What to do
A set of records appears below. Print them all, word for word.

Segment Start: Information supplied

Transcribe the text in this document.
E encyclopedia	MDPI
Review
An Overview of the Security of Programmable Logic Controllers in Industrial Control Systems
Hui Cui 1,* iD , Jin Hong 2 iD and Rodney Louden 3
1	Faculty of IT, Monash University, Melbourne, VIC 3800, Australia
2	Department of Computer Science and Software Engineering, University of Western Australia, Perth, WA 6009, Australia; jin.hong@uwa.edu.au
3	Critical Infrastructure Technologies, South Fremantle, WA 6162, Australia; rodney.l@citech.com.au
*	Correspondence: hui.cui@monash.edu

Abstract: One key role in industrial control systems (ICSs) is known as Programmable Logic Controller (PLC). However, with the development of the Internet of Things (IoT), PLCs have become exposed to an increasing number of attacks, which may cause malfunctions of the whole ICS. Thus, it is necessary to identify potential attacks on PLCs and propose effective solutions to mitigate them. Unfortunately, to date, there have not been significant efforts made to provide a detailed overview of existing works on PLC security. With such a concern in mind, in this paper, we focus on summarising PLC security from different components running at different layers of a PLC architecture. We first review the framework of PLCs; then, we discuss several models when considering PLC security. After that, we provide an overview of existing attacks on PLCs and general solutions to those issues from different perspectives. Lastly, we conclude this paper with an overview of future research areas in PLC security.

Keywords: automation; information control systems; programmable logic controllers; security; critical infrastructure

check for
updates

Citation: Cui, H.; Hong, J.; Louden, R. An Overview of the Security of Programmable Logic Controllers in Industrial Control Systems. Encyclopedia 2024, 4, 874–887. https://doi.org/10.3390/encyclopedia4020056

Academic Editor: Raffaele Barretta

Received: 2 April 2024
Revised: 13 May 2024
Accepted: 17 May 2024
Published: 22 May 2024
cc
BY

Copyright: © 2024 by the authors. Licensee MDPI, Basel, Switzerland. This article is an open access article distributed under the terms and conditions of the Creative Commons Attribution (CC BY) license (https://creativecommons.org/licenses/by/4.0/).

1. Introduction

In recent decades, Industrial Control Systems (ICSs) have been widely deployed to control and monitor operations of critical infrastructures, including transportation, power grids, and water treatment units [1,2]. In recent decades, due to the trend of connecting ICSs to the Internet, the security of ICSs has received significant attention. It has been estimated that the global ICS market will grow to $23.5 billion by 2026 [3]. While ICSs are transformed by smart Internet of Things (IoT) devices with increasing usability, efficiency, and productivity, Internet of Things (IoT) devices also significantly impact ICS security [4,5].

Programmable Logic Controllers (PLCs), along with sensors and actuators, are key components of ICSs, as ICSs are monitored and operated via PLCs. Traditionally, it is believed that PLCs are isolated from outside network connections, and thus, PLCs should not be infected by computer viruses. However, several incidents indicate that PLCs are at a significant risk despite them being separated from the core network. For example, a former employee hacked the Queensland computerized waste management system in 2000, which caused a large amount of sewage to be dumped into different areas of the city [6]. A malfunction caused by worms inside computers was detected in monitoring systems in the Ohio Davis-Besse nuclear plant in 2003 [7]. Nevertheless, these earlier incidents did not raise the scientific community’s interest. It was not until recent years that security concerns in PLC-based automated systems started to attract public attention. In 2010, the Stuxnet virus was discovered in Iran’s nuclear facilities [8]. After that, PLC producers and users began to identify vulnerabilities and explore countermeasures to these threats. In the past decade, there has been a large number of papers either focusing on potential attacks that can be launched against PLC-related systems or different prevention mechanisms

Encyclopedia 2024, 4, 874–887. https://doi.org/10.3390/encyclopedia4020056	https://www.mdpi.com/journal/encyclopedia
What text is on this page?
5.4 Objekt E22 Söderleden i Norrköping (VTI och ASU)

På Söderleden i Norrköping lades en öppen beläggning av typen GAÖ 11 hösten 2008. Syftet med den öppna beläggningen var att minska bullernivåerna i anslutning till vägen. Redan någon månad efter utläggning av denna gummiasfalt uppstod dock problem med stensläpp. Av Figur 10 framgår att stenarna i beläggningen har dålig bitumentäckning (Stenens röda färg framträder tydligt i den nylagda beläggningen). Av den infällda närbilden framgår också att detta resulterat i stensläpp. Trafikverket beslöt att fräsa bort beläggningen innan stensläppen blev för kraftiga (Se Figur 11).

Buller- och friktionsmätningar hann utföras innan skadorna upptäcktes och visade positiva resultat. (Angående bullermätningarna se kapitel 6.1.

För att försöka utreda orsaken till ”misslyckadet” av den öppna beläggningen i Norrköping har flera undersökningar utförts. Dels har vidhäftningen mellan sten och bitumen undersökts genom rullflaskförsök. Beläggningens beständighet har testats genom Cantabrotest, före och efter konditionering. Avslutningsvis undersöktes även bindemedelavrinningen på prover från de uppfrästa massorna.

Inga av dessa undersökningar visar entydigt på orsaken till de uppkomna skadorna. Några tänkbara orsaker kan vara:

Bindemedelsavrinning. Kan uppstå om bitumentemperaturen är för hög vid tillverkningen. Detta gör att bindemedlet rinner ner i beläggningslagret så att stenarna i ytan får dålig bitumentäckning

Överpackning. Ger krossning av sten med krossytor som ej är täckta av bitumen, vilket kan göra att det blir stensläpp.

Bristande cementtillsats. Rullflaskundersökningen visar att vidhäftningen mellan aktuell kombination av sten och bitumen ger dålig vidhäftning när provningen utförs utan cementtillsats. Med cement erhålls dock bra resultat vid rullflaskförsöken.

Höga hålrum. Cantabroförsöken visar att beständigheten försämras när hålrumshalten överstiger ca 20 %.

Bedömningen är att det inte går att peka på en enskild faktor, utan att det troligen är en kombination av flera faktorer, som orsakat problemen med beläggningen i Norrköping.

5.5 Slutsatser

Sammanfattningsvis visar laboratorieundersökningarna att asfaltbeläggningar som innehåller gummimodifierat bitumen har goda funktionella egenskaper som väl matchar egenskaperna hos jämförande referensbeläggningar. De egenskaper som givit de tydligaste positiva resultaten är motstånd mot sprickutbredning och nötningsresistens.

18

Segment End: Information supplied

Your solution
Transcribe the text in this document.
E encyclopedia	MDPI
Review
An Overview of the Security of Programmable Logic Controllers in Industrial Control Systems
Hui Cui 1,* iD , Jin Hong 2 iD and Rodney Louden 3
1	Faculty of IT, Monash University, Melbourne, VIC 3800, Australia
2	Department of Computer Science and Software Engineering, University of Western Australia, Perth, WA 6009, Australia; jin.hong@uwa.edu.au
3	Critical Infrastructure Technologies, South Fremantle, WA 6162, Australia; rodney.l@citech.com.au
*	Correspondence: hui.cui@monash.edu

Abstract: One key role in industrial control systems (ICSs) is known as Programmable Logic Controller (PLC). However, with the development of the Internet of Things (IoT), PLCs have become exposed to an increasing number of attacks, which may cause malfunctions of the whole ICS. Thus, it is necessary to identify potential attacks on PLCs and propose effective solutions to mitigate them. Unfortunately, to date, there have not been significant efforts made to provide a detailed overview of existing works on PLC security. With such a concern in mind, in this paper, we focus on summarising PLC security from different components running at different layers of a PLC architecture. We first review the framework of PLCs; then, we discuss several models when considering PLC security. After that, we provide an overview of existing attacks on PLCs and general solutions to those issues from different perspectives. Lastly, we conclude this paper with an overview of future research areas in PLC security.

Keywords: automation; information control systems; programmable logic controllers; security; critical infrastructure

check for
updates

Citation: Cui, H.; Hong, J.; Louden, R. An Overview of the Security of Programmable Logic Controllers in Industrial Control Systems. Encyclopedia 2024, 4, 874–887. https://doi.org/10.3390/encyclopedia4020056

Academic Editor: Raffaele Barretta

Received: 2 April 2024
Revised: 13 May 2024
Accepted: 17 May 2024
Published: 22 May 2024
cc
BY

Copyright: © 2024 by the authors. Licensee MDPI, Basel, Switzerland. This article is an open access article distributed under the terms and conditions of the Creative Commons Attribution (CC BY) license (https://creativecommons.org/licenses/by/4.0/).

1. Introduction

In recent decades, Industrial Control Systems (ICSs) have been widely deployed to control and monitor operations of critical infrastructures, including transportation, power grids, and water treatment units [1,2]. In recent decades, due to the trend of connecting ICSs to the Internet, the security of ICSs has received significant attention. It has been estimated that the global ICS market will grow to $23.5 billion by 2026 [3]. While ICSs are transformed by smart Internet of Things (IoT) devices with increasing usability, efficiency, and productivity, Internet of Things (IoT) devices also significantly impact ICS security [4,5].

Programmable Logic Controllers (PLCs), along with sensors and actuators, are key components of ICSs, as ICSs are monitored and operated via PLCs. Traditionally, it is believed that PLCs are isolated from outside network connections, and thus, PLCs should not be infected by computer viruses. However, several incidents indicate that PLCs are at a significant risk despite them being separated from the core network. For example, a former employee hacked the Queensland computerized waste management system in 2000, which caused a large amount of sewage to be dumped into different areas of the city [6]. A malfunction caused by worms inside computers was detected in monitoring systems in the Ohio Davis-Besse nuclear plant in 2003 [7]. Nevertheless, these earlier incidents did not raise the scientific community’s interest. It was not until recent years that security concerns in PLC-based automated systems started to attract public attention. In 2010, the Stuxnet virus was discovered in Iran’s nuclear facilities [8]. After that, PLC producers and users began to identify vulnerabilities and explore countermeasures to these threats. In the past decade, there has been a large number of papers either focusing on potential attacks that can be launched against PLC-related systems or different prevention mechanisms

Encyclopedia 2024, 4, 874–887. https://doi.org/10.3390/encyclopedia4020056	https://www.mdpi.com/journal/encyclopedia
What text is on this page?
5.4 Objekt E22 Söderleden i Norrköping (VTI och ASU)

På Söderleden i Norrköping lades en öppen beläggning av typen GAÖ 11 hösten 2008. Syftet med den öppna beläggningen var att minska bullernivåerna i anslutning till vägen. Redan någon månad efter utläggning av denna gummiasfalt uppstod dock problem med stensläpp. Av Figur 10 framgår att stenarna i beläggningen har dålig bitumentäckning (Stenens röda färg framträder tydligt i den nylagda beläggningen). Av den infällda närbilden framgår också att detta resulterat i stensläpp. Trafikverket beslöt att fräsa bort beläggningen innan stensläppen blev för kraftiga (Se Figur 11).

Buller- och friktionsmätningar hann utföras innan skadorna upptäcktes och visade positiva resultat. (Angående bullermätningarna se kapitel 6.1.

För att försöka utreda orsaken till ”misslyckadet” av den öppna beläggningen i Norrköping har flera undersökningar utförts. Dels har vidhäftningen mellan sten och bitumen undersökts genom rullflaskförsök. Beläggningens beständighet har testats genom Cantabrotest, före och efter konditionering. Avslutningsvis undersöktes även bindemedelavrinningen på prover från de uppfrästa massorna.

Inga av dessa undersökningar visar entydigt på orsaken till de uppkomna skadorna. Några tänkbara orsaker kan vara:

Bindemedelsavrinning. Kan uppstå om bitumentemperaturen är för hög vid tillverkningen. Detta gör att bindemedlet rinner ner i beläggningslagret så att stenarna i ytan får dålig bitumentäckning

Överpackning. Ger krossning av sten med krossytor som ej är täckta av bitumen, vilket kan göra att det blir stensläpp.

Bristande cementtillsats. Rullflaskundersökningen visar att vidhäftningen mellan aktuell kombination av sten och bitumen ger dålig vidhäftning när provningen utförs utan cementtillsats. Med cement erhålls dock bra resultat vid rullflaskförsöken.

Höga hålrum. Cantabroförsöken visar att beständigheten försämras när hålrumshalten överstiger ca 20 %.

Bedömningen är att det inte går att peka på en enskild faktor, utan att det troligen är en kombination av flera faktorer, som orsakat problemen med beläggningen i Norrköping.

5.5 Slutsatser

Sammanfattningsvis visar laboratorieundersökningarna att asfaltbeläggningar som innehåller gummimodifierat bitumen har goda funktionella egenskaper som väl matchar egenskaperna hos jämförande referensbeläggningar. De egenskaper som givit de tydligaste positiva resultaten är motstånd mot sprickutbredning och nötningsresistens.

18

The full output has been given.